• Task description: Where the records below show the word "like" in a line, please copy that line.

:: Data records

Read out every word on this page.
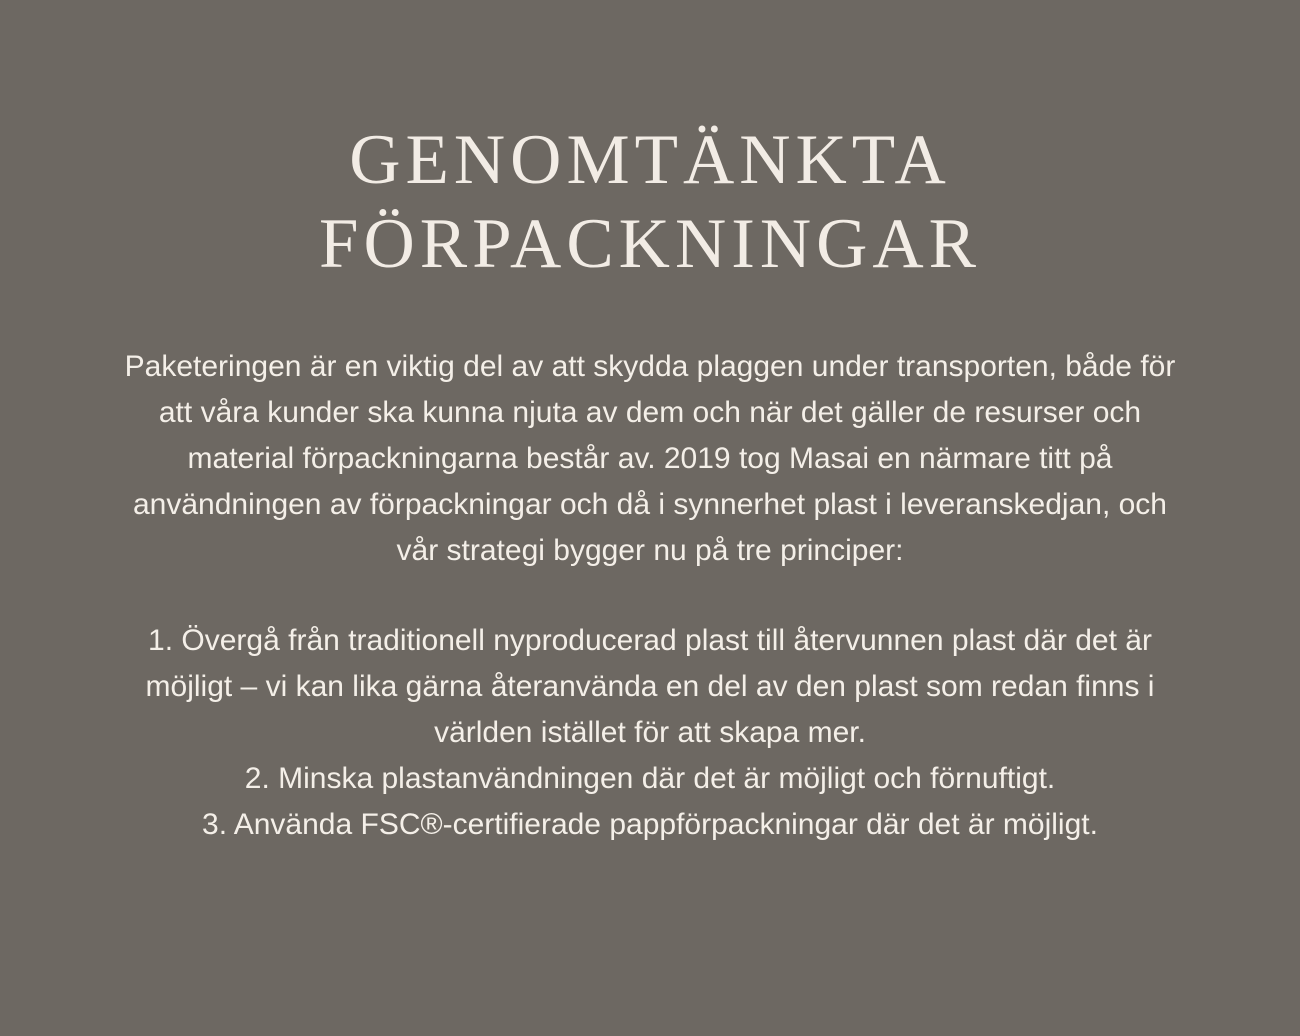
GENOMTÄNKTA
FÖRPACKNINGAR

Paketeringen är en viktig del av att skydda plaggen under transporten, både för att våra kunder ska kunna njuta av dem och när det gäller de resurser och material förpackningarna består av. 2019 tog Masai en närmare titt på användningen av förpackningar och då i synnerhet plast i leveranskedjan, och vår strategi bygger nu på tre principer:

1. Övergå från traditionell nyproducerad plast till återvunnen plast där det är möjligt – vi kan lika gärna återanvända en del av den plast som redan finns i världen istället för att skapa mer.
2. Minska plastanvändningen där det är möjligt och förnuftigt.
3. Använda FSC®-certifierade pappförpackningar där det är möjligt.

::::
:: Data records

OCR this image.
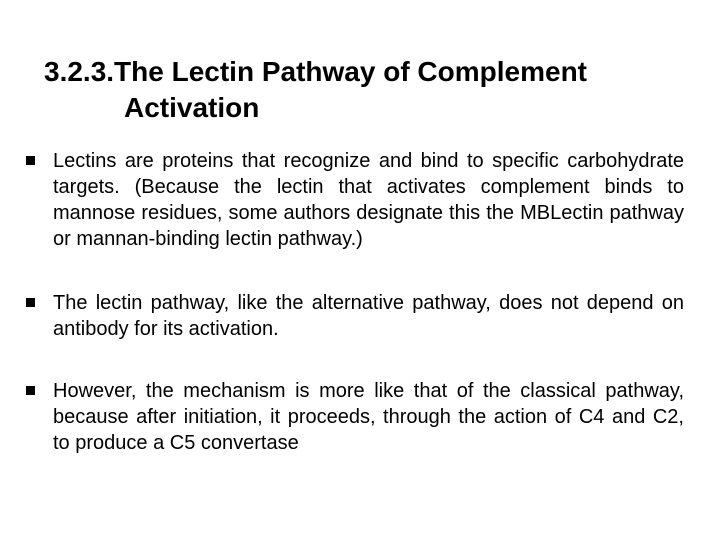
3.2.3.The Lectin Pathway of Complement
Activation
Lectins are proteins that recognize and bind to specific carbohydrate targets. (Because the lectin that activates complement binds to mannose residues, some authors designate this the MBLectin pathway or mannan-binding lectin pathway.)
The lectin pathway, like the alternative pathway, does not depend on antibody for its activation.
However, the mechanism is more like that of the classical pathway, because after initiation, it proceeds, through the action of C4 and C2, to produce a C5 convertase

::::
:: Data records

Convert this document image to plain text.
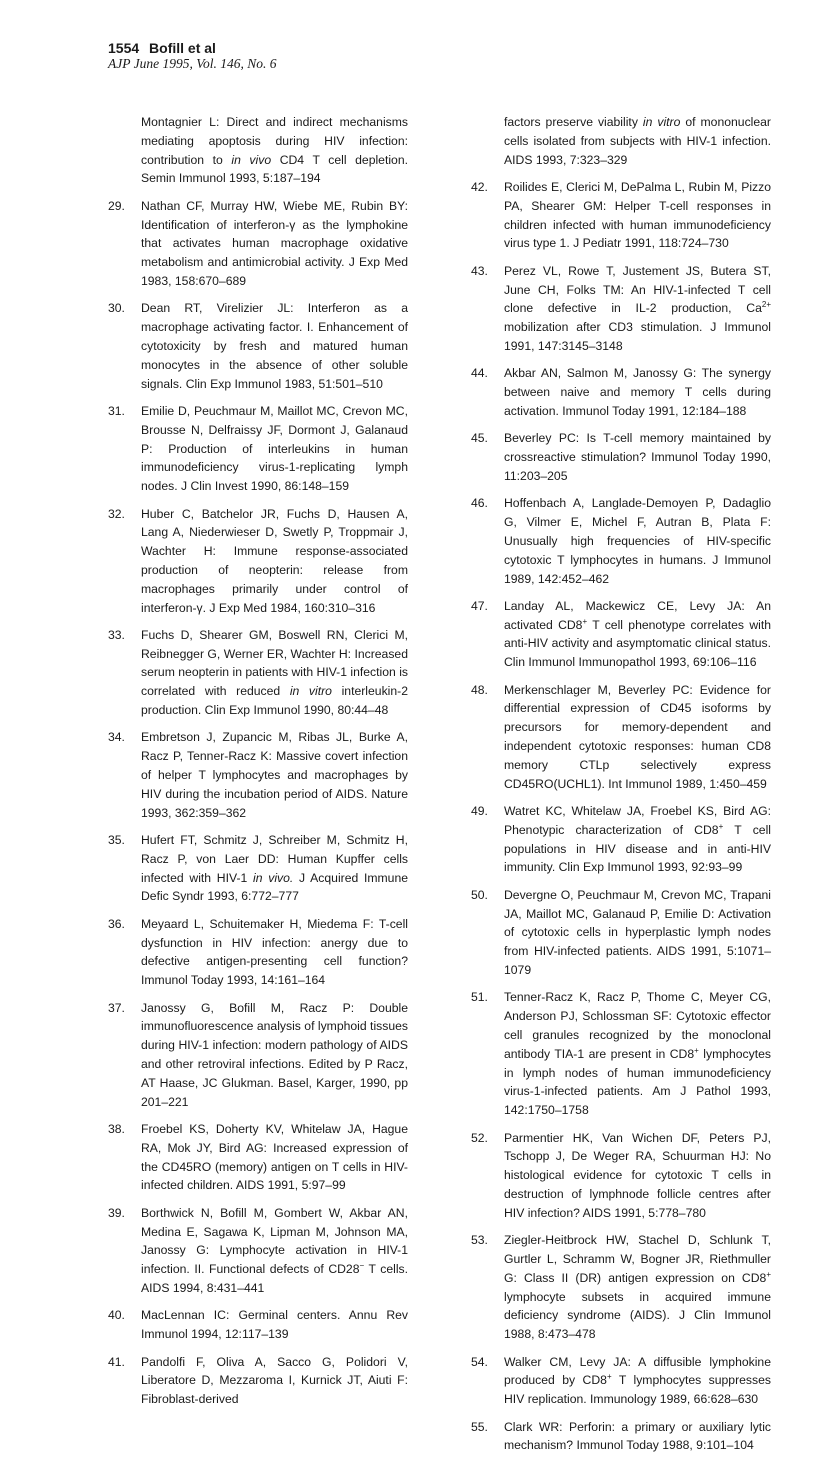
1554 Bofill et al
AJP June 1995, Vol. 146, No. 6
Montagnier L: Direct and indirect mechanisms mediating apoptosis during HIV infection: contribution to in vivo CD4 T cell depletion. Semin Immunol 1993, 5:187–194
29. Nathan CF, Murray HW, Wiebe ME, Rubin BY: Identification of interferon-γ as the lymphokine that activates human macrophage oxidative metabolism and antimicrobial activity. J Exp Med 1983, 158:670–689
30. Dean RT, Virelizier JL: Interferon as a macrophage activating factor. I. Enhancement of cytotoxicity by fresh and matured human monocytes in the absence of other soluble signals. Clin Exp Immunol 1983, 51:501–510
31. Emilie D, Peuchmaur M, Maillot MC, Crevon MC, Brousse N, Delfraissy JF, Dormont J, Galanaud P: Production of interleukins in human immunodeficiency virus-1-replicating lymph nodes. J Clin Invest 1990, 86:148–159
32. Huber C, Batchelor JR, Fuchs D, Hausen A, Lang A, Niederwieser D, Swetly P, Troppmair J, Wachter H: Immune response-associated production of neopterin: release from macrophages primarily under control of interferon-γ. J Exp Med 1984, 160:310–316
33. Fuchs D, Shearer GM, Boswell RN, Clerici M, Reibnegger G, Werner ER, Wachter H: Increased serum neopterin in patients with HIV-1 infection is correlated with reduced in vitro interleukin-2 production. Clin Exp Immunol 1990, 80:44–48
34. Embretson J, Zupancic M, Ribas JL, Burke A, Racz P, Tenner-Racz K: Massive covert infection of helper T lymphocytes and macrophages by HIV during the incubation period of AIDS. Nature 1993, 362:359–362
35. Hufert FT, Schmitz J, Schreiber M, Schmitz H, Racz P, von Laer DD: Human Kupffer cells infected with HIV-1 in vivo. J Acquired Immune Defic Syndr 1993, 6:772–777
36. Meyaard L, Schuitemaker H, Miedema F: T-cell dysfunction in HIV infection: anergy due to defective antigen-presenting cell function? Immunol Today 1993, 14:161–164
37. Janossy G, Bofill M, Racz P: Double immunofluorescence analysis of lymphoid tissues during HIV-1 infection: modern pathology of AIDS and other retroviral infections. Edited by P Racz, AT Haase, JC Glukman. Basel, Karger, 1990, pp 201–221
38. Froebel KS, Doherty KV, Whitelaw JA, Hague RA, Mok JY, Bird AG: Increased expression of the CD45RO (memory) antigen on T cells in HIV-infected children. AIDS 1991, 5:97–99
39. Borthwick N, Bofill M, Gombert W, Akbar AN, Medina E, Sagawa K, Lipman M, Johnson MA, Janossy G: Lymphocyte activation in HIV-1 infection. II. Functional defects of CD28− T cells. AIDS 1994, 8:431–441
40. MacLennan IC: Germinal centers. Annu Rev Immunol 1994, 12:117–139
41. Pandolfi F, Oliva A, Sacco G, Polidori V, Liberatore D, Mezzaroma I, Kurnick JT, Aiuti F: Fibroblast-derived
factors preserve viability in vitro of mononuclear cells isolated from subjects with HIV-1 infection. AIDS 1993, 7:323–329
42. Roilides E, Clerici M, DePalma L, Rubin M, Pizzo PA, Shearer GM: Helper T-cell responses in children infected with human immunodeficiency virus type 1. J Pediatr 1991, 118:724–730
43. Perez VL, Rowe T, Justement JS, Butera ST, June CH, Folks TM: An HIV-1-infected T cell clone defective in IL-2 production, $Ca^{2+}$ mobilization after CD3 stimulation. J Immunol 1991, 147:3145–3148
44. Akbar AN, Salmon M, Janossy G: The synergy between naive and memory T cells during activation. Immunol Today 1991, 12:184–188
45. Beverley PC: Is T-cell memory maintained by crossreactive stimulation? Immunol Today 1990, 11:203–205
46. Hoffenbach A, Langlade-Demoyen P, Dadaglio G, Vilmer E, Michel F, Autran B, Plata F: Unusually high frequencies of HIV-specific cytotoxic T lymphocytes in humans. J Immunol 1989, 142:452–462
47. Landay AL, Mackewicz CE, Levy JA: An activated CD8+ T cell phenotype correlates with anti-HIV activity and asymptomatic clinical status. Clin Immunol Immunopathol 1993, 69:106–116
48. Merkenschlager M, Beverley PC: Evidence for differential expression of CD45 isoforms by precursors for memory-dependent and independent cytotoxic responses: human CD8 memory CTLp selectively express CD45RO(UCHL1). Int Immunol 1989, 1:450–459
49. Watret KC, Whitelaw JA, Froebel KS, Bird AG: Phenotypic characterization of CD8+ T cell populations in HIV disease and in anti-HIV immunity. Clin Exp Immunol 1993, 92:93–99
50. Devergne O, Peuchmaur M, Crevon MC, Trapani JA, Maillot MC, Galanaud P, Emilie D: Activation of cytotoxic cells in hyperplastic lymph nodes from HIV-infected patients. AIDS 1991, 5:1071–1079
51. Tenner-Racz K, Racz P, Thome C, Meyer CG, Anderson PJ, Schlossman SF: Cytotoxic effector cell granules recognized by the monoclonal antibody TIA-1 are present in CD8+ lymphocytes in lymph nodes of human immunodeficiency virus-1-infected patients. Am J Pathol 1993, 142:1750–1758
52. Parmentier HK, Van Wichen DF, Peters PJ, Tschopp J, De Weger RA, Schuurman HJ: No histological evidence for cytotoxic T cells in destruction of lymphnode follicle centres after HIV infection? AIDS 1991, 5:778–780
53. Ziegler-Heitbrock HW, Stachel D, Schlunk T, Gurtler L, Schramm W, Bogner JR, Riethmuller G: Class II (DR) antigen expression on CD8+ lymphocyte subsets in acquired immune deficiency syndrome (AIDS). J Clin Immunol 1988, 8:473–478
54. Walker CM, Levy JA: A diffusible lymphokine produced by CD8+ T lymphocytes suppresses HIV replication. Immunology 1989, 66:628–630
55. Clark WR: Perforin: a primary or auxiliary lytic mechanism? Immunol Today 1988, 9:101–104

::::

• Completed task:
The lectin pathway, like the alternative pathway, does not depend on antibody for its activation.
However, the mechanism is more like that of the classical pathway, because after initiation, it proceeds, through the action of C4 and C2, to produce a C5 convertase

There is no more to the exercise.